PROBLEM TO SOLVE
Calculate how many lines in the following records hold the word "search", and report that number without comment.

[Data entries for graphics]
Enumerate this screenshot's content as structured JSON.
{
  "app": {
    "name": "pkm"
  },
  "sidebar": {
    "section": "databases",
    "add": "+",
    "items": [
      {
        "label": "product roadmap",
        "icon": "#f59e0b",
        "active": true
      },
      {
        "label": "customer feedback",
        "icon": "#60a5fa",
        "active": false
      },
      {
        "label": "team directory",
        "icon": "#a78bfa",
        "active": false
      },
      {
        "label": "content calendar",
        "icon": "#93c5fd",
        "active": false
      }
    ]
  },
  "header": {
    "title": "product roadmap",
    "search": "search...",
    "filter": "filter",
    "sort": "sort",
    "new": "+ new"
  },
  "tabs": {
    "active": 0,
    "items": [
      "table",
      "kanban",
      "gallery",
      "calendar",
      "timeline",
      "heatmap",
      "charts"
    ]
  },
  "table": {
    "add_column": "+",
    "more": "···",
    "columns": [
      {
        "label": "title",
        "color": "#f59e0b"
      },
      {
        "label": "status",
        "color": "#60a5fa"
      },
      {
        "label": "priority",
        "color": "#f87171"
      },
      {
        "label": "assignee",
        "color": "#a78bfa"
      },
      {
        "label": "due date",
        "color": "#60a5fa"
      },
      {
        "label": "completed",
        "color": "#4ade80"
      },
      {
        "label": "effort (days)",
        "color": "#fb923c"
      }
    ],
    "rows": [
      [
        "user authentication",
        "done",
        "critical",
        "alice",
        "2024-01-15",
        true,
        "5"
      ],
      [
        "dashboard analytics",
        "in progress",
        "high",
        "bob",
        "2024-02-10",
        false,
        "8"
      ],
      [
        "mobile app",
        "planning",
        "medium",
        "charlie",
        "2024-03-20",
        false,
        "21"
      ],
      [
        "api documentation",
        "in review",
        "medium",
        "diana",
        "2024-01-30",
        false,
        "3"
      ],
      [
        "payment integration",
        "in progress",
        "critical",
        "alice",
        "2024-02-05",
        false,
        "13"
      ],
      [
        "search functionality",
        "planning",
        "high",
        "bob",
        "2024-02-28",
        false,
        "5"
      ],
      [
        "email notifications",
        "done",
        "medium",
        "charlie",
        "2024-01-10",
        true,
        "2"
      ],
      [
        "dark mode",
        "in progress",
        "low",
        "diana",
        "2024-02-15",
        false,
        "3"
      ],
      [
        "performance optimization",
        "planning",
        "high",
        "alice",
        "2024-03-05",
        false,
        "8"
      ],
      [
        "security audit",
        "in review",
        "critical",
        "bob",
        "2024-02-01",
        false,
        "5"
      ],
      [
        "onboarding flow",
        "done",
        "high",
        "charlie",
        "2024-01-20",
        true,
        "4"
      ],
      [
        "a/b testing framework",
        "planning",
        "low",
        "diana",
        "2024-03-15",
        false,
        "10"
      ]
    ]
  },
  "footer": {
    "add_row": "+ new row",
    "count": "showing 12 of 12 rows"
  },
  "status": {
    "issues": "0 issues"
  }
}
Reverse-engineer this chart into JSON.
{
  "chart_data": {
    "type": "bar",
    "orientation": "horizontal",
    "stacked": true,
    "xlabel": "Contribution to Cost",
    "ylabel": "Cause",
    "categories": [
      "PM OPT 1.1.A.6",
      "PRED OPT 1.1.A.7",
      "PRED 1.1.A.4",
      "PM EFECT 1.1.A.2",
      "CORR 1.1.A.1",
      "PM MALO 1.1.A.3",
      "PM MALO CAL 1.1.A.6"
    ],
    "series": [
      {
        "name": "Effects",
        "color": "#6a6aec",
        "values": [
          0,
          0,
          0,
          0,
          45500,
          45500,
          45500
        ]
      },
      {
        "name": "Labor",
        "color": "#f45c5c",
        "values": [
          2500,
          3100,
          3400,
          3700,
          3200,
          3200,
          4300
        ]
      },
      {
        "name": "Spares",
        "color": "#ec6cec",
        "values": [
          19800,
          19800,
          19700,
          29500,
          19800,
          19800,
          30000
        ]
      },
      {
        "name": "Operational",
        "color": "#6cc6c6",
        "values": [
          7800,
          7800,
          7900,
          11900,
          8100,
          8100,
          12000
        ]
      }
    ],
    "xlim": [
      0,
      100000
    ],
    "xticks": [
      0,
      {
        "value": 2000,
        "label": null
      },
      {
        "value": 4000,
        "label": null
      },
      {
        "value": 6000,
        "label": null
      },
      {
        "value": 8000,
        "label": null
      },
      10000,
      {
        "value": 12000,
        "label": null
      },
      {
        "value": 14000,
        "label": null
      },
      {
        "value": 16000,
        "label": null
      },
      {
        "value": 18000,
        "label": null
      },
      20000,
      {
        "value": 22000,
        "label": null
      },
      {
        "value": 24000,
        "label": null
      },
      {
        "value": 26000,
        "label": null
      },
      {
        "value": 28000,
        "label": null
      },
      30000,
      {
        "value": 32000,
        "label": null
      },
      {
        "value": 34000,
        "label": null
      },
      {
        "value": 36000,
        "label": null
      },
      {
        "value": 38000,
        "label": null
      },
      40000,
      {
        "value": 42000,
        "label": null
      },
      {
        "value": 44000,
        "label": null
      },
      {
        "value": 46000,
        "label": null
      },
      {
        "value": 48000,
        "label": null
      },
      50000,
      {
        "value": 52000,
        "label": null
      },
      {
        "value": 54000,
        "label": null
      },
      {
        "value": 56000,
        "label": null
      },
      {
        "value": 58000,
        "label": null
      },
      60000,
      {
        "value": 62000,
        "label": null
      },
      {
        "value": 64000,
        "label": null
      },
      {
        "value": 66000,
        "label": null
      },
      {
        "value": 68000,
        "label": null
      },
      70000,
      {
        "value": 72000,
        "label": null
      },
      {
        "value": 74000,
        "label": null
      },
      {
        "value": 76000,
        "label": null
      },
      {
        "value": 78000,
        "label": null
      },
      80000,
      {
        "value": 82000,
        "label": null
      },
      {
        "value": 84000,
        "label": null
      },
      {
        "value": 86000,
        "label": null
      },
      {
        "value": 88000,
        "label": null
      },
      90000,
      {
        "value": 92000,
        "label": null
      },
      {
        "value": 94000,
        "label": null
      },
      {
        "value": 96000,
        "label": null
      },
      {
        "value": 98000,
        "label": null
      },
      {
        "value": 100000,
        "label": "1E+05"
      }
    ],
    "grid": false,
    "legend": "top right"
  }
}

TASK OUTPUT
2